Recorded data
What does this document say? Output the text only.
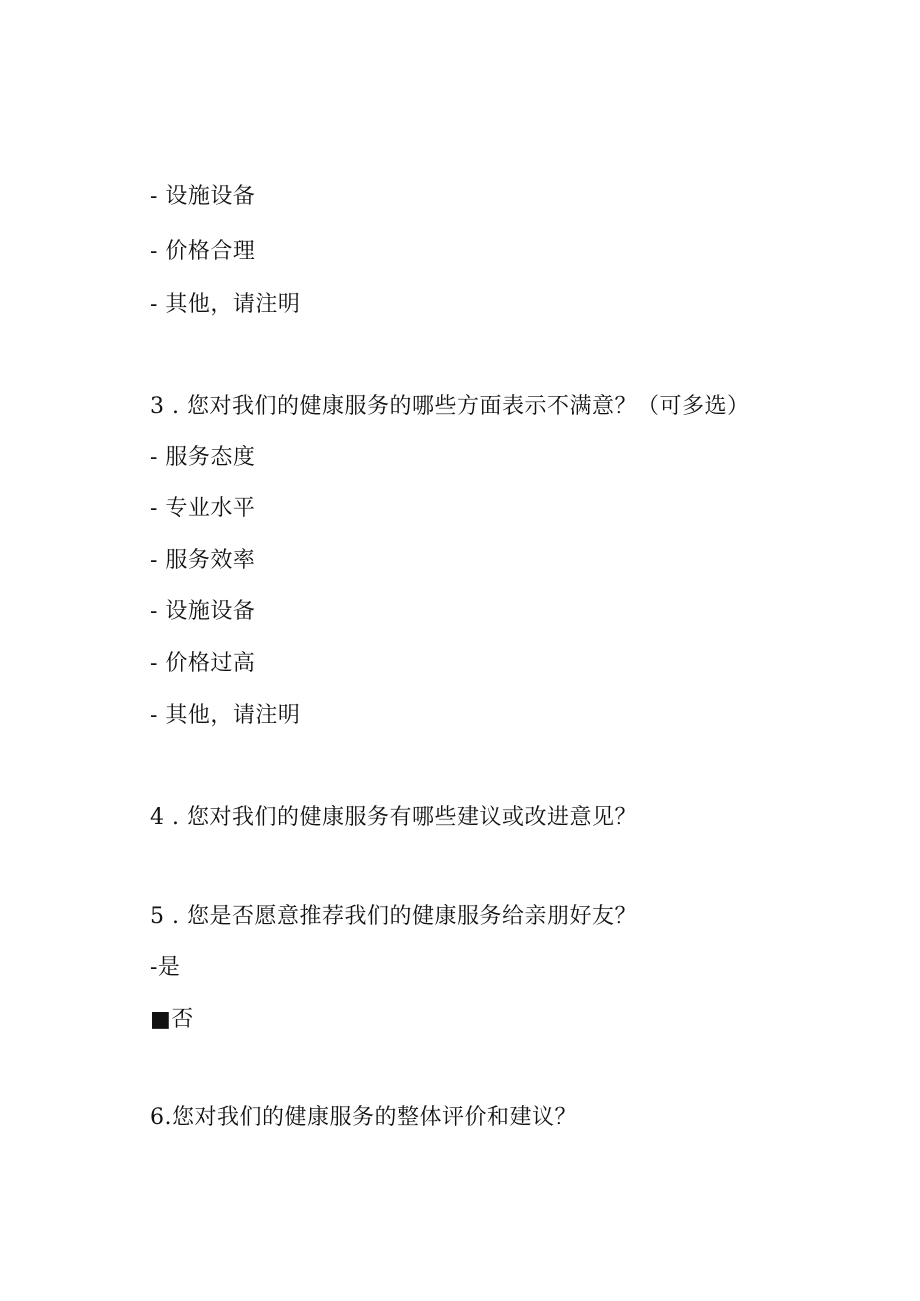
- 设施设备
- 价格合理
- 其他，请注明
3 . 您对我们的健康服务的哪些方面表示不满意？（可多选）
- 服务态度
- 专业水平
- 服务效率
- 设施设备
- 价格过高
- 其他，请注明
4 . 您对我们的健康服务有哪些建议或改进意见？
5 . 您是否愿意推荐我们的健康服务给亲朋好友？
-是
■否
6.您对我们的健康服务的整体评价和建议？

* **WHAT THE TASK ASKS**:
Quote every record above exactly, omitting any pictures they contain.

* **RESULT OF THIS TASK**:
What does this document say? Output the text only.
- 设施设备
- 价格合理
- 其他，请注明
3 . 您对我们的健康服务的哪些方面表示不满意？（可多选）
- 服务态度
- 专业水平
- 服务效率
- 设施设备
- 价格过高
- 其他，请注明
4 . 您对我们的健康服务有哪些建议或改进意见？
5 . 您是否愿意推荐我们的健康服务给亲朋好友？
-是
■否
6.您对我们的健康服务的整体评价和建议？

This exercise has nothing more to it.